Exercise objective:
Look below. Copy each line that has "들어본다" in it.

Records from a collection of figures:
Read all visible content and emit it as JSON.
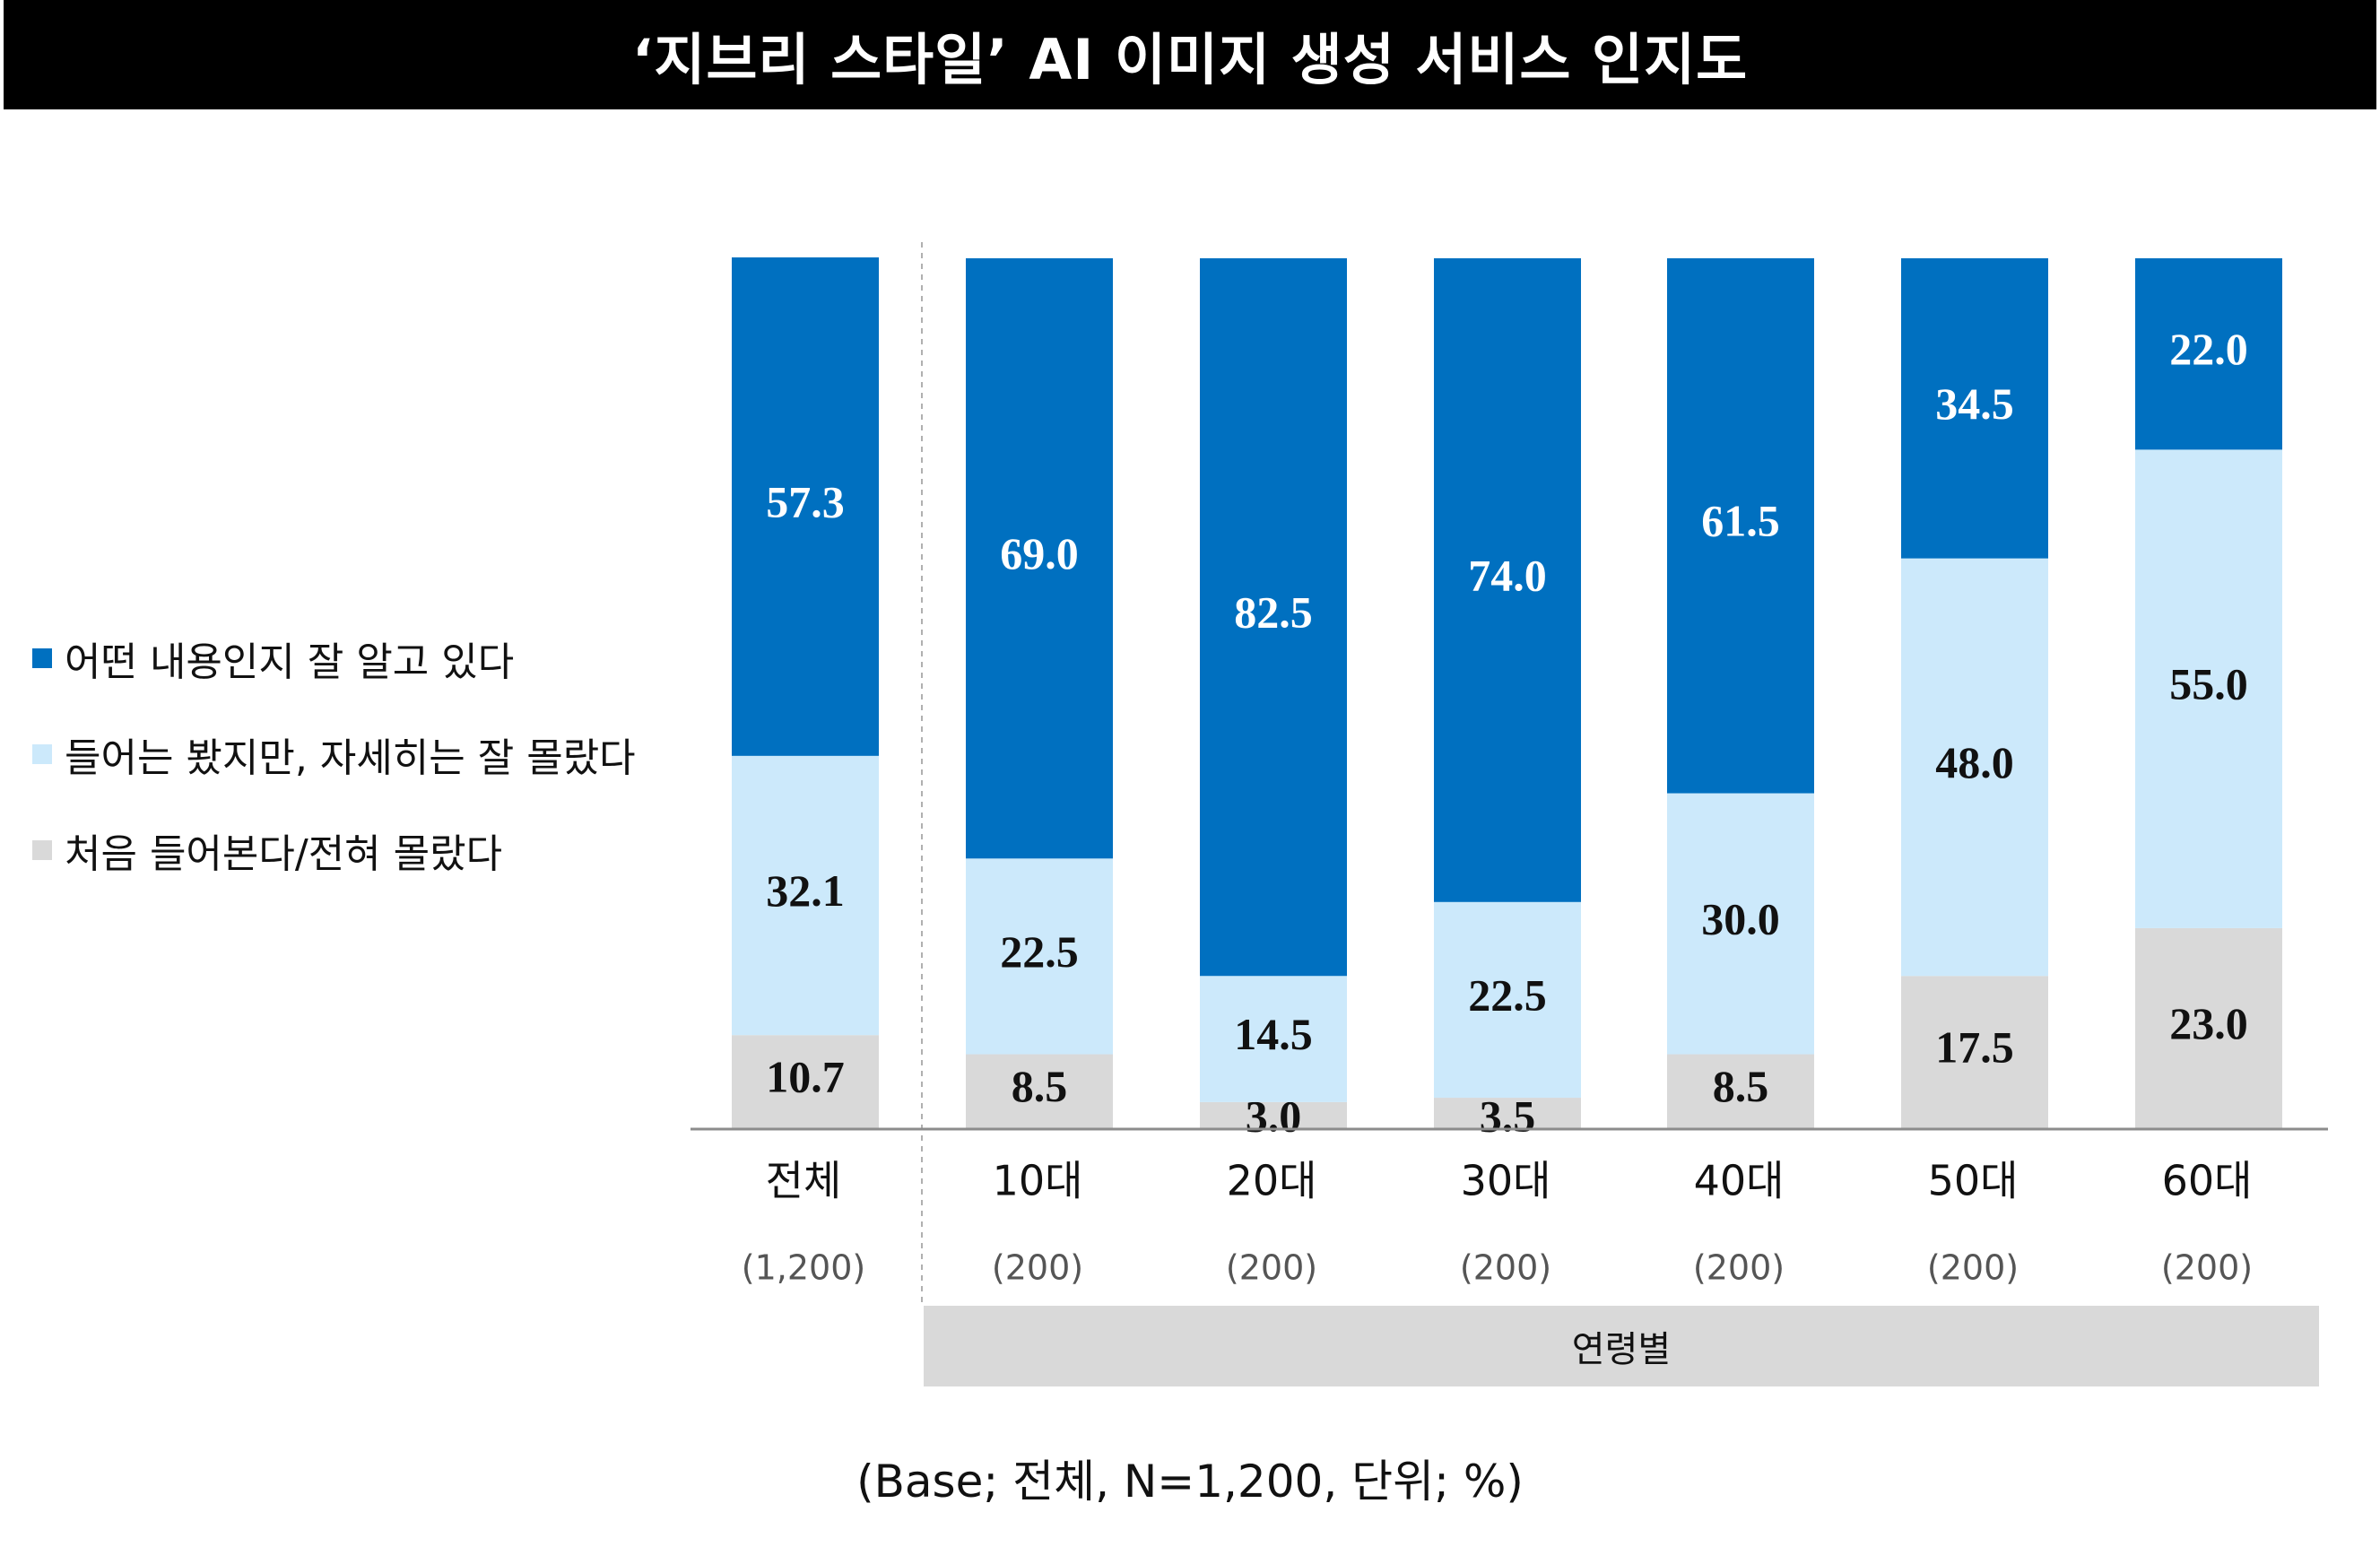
{
  "header": {
    "title": "‘지브리 스타일’ AI 이미지 생성 서비스 인지도"
  },
  "legend": [
    {
      "label": "어떤 내용인지 잘 알고 있다",
      "color": "#0070c0"
    },
    {
      "label": "들어는 봤지만, 자세히는 잘 몰랐다",
      "color": "#cce9fb"
    },
    {
      "label": "처음 들어본다/전혀 몰랐다",
      "color": "#d9d9d9"
    }
  ],
  "group": {
    "label": "연령별"
  },
  "base_note": "(Base; 전체, N=1,200, 단위; %)",
  "chart_data": {
    "type": "bar",
    "stacked": true,
    "categories": [
      "전체",
      "10대",
      "20대",
      "30대",
      "40대",
      "50대",
      "60대"
    ],
    "sample_sizes": [
      "(1,200)",
      "(200)",
      "(200)",
      "(200)",
      "(200)",
      "(200)",
      "(200)"
    ],
    "series": [
      {
        "name": "처음 들어본다/전혀 몰랐다",
        "color": "#d9d9d9",
        "label_color": "#111111",
        "values": [
          10.7,
          8.5,
          3.0,
          3.5,
          8.5,
          17.5,
          23.0
        ],
        "labels": [
          "10.7",
          "8.5",
          "3.0",
          "3.5",
          "8.5",
          "17.5",
          "23.0"
        ]
      },
      {
        "name": "들어는 봤지만, 자세히는 잘 몰랐다",
        "color": "#cce9fb",
        "label_color": "#111111",
        "values": [
          32.1,
          22.5,
          14.5,
          22.5,
          30.0,
          48.0,
          55.0
        ],
        "labels": [
          "32.1",
          "22.5",
          "14.5",
          "22.5",
          "30.0",
          "48.0",
          "55.0"
        ]
      },
      {
        "name": "어떤 내용인지 잘 알고 있다",
        "color": "#0070c0",
        "label_color": "#ffffff",
        "values": [
          57.3,
          69.0,
          82.5,
          74.0,
          61.5,
          34.5,
          22.0
        ],
        "labels": [
          "57.3",
          "69.0",
          "82.5",
          "74.0",
          "61.5",
          "34.5",
          "22.0"
        ]
      }
    ],
    "ylim": [
      0,
      100
    ],
    "legend_position": "left",
    "grid": false
  }
}
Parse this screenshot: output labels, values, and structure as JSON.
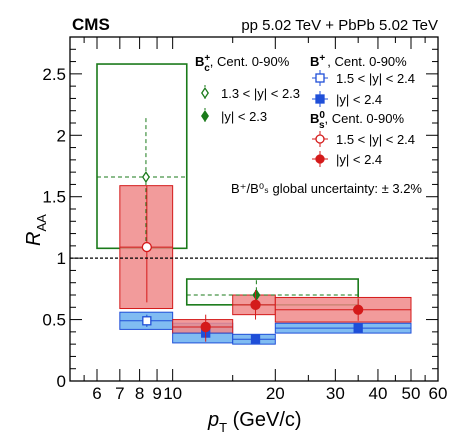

Finished answer:
      "label": "처음 들어본다/전혀 몰랐다",
        "name": "처음 들어본다/전혀 몰랐다",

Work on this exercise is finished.